_BRIEF_
Find out how many lines of the material contain the string "photo" and give only that figure.

_AVAILABLE RECORDS_
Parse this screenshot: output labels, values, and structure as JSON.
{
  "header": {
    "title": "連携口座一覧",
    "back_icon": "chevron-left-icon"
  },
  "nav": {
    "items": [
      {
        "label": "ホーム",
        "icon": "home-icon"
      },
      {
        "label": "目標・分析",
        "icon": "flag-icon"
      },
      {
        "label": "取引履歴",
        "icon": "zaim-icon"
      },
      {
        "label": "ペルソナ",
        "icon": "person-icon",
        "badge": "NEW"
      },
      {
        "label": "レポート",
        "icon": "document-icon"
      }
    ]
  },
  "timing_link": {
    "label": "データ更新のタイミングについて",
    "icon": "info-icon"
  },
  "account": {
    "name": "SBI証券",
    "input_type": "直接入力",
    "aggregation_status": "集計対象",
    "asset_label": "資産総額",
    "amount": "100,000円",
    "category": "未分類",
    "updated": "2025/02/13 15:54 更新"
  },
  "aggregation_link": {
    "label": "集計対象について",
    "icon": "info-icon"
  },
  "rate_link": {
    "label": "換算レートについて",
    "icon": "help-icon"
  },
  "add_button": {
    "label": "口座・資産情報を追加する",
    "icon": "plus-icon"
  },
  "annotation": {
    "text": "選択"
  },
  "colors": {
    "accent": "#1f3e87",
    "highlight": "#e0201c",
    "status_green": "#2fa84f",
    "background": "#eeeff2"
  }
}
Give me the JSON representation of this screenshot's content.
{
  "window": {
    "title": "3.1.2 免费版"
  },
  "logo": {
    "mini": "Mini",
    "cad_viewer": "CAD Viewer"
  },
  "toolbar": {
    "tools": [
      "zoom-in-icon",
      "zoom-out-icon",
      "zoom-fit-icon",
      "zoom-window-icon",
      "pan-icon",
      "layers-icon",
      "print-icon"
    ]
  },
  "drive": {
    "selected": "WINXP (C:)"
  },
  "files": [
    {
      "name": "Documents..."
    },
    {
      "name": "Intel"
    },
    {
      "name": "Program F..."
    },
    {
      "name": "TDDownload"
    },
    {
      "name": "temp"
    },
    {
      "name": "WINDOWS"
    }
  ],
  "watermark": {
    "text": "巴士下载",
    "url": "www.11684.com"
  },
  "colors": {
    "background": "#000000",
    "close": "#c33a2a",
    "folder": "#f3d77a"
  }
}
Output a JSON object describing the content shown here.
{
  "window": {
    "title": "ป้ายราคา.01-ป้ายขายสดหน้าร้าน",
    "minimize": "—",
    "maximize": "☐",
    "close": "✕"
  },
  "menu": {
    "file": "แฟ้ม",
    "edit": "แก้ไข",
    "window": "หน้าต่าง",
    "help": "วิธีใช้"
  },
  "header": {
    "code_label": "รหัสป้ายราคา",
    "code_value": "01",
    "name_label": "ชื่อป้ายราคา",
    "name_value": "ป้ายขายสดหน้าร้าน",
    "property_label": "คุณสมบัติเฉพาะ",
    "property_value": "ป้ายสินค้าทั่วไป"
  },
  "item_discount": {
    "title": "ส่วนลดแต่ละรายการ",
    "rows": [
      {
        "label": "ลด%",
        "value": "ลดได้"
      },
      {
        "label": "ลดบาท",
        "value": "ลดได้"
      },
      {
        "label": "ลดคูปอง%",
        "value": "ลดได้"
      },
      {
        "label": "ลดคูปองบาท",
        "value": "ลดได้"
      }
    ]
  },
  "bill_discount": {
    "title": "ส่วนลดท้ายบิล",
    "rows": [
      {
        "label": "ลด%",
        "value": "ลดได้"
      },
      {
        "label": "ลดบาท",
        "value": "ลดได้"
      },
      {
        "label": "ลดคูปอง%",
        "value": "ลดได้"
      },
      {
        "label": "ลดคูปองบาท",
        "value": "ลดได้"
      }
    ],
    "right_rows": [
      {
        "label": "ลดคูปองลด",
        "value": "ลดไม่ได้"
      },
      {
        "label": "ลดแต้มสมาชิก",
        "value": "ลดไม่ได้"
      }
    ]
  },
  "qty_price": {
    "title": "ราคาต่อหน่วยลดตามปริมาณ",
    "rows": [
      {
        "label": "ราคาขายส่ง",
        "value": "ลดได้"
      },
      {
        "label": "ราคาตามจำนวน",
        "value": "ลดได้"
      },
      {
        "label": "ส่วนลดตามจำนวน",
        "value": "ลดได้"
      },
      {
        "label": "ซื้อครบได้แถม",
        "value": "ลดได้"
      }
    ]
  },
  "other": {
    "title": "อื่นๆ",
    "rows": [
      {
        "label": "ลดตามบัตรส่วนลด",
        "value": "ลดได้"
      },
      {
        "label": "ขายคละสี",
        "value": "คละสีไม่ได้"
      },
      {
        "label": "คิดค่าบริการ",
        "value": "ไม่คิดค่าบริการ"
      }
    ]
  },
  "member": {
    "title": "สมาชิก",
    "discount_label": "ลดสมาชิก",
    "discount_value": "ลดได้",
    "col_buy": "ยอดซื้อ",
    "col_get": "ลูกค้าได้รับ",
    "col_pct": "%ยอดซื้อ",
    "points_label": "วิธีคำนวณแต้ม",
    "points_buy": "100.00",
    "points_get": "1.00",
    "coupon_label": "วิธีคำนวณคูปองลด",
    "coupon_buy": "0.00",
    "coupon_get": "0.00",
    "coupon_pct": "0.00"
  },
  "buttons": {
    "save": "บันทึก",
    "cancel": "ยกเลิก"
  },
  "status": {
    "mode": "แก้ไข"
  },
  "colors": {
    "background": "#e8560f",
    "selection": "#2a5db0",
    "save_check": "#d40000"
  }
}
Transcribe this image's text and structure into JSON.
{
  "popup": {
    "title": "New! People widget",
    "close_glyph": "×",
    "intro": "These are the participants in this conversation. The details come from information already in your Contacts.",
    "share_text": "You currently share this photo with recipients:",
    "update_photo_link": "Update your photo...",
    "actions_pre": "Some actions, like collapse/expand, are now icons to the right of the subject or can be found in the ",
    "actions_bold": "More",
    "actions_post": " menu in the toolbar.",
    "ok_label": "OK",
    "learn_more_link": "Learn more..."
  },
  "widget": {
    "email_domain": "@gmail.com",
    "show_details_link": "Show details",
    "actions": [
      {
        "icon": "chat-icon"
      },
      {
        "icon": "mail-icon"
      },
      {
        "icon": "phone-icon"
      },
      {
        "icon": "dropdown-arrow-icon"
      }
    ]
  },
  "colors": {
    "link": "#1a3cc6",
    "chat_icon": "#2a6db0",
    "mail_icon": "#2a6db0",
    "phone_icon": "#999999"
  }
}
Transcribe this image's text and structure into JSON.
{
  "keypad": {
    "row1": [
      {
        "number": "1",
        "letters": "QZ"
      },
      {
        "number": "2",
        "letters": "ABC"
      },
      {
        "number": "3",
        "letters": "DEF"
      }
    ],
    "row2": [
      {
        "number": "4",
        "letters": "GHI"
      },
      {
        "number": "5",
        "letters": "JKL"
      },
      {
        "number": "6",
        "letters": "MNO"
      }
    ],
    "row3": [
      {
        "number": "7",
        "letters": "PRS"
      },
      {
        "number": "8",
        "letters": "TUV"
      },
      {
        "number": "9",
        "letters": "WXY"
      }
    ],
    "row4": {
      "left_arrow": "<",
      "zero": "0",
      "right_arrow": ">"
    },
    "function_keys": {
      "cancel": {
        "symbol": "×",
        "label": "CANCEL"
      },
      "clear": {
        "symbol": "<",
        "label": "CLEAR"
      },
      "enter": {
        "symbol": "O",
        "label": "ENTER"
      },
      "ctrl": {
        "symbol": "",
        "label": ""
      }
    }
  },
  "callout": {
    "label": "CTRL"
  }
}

_SOLUTION_
2